### Aim of the exercise
Using the listing below, please gather every line containing the word "text".

--- Begin Records for the exercise ---

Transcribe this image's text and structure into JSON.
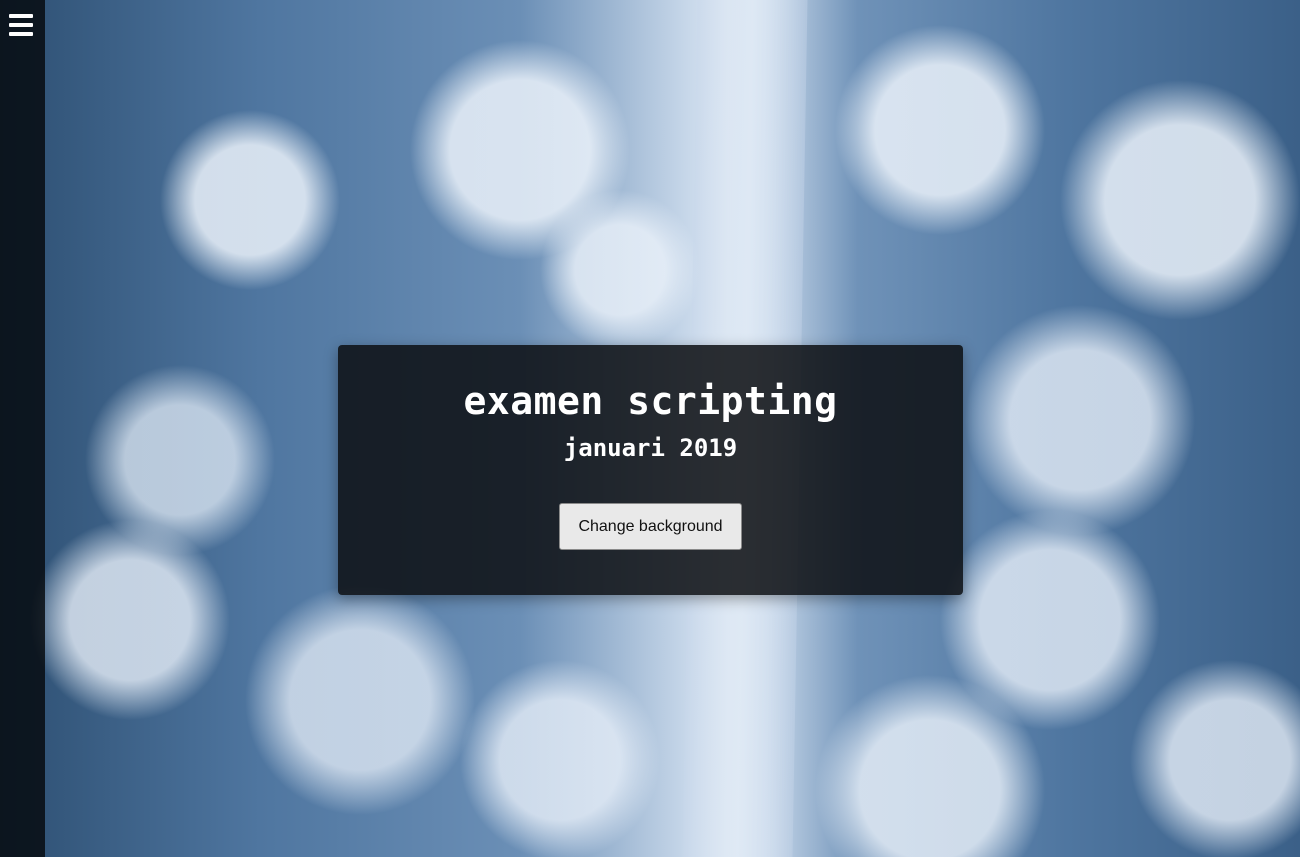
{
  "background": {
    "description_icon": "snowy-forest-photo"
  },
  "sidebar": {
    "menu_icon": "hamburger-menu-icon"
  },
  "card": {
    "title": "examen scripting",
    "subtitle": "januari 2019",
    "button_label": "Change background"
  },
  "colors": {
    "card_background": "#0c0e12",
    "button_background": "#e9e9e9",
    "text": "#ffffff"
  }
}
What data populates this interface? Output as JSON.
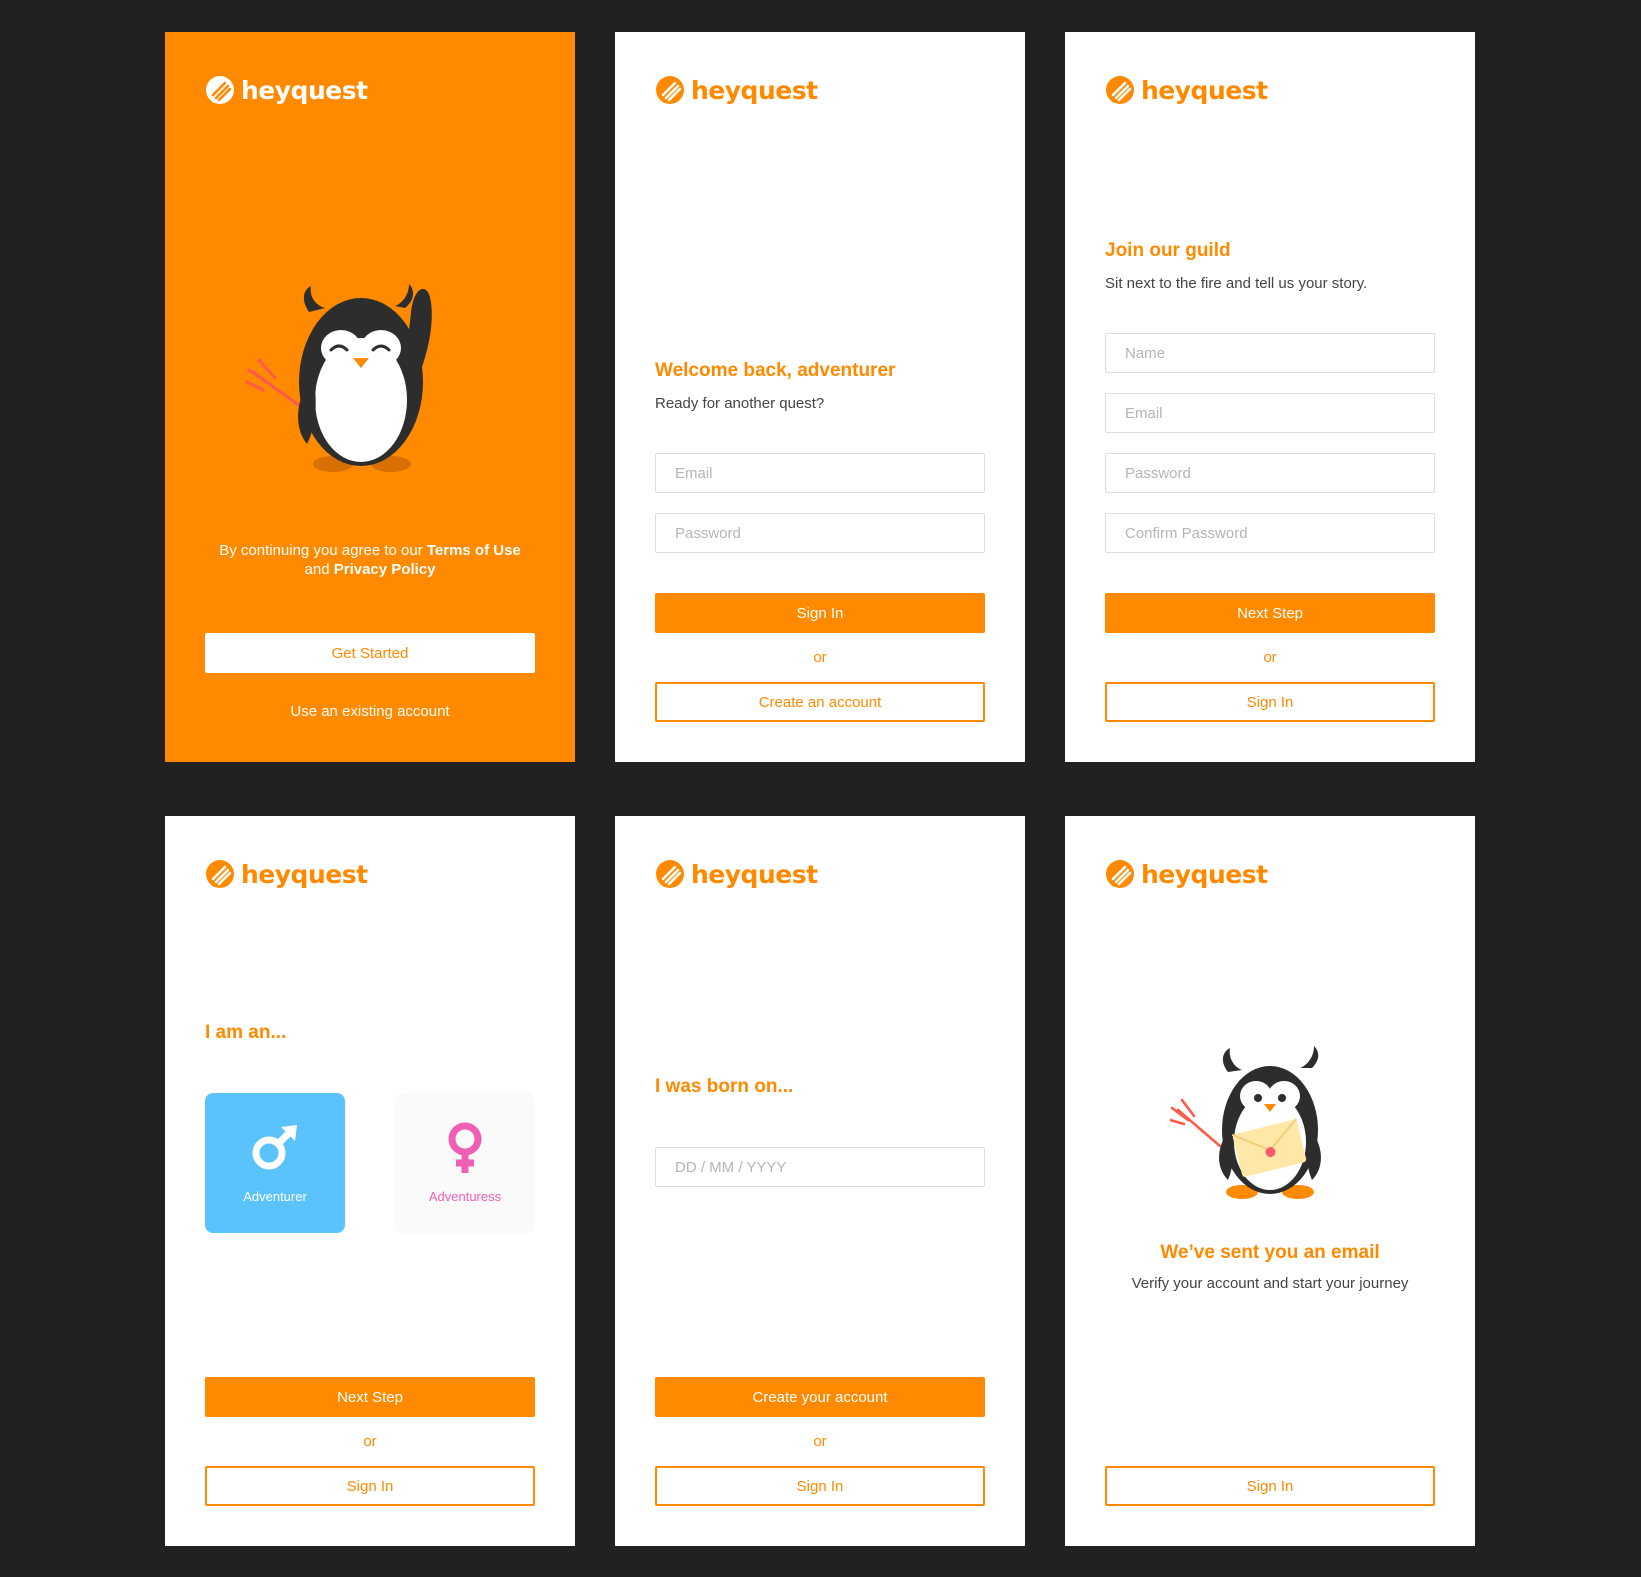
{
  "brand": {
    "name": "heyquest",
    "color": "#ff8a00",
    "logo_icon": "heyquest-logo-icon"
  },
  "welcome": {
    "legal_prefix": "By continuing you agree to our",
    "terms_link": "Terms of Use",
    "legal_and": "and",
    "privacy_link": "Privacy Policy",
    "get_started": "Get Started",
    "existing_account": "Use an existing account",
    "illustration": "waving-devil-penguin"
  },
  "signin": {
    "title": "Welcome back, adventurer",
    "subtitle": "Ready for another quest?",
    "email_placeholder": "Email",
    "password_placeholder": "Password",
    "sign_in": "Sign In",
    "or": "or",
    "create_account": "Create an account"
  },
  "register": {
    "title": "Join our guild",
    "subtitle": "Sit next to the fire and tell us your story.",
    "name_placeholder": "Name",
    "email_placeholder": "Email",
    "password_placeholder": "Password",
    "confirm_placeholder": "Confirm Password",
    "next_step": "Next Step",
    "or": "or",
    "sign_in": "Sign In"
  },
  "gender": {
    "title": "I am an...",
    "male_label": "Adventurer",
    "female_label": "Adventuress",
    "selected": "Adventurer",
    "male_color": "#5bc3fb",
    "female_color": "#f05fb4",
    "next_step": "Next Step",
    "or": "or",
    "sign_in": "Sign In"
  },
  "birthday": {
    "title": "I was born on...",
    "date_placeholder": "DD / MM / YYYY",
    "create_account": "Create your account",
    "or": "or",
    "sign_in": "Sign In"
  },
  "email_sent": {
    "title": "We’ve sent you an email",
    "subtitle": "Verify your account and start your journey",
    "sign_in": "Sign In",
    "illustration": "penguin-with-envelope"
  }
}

--- End Records for the exercise ---

### The reply
Transcribe this image's text and structure into JSON.
    "text": "#ffffff"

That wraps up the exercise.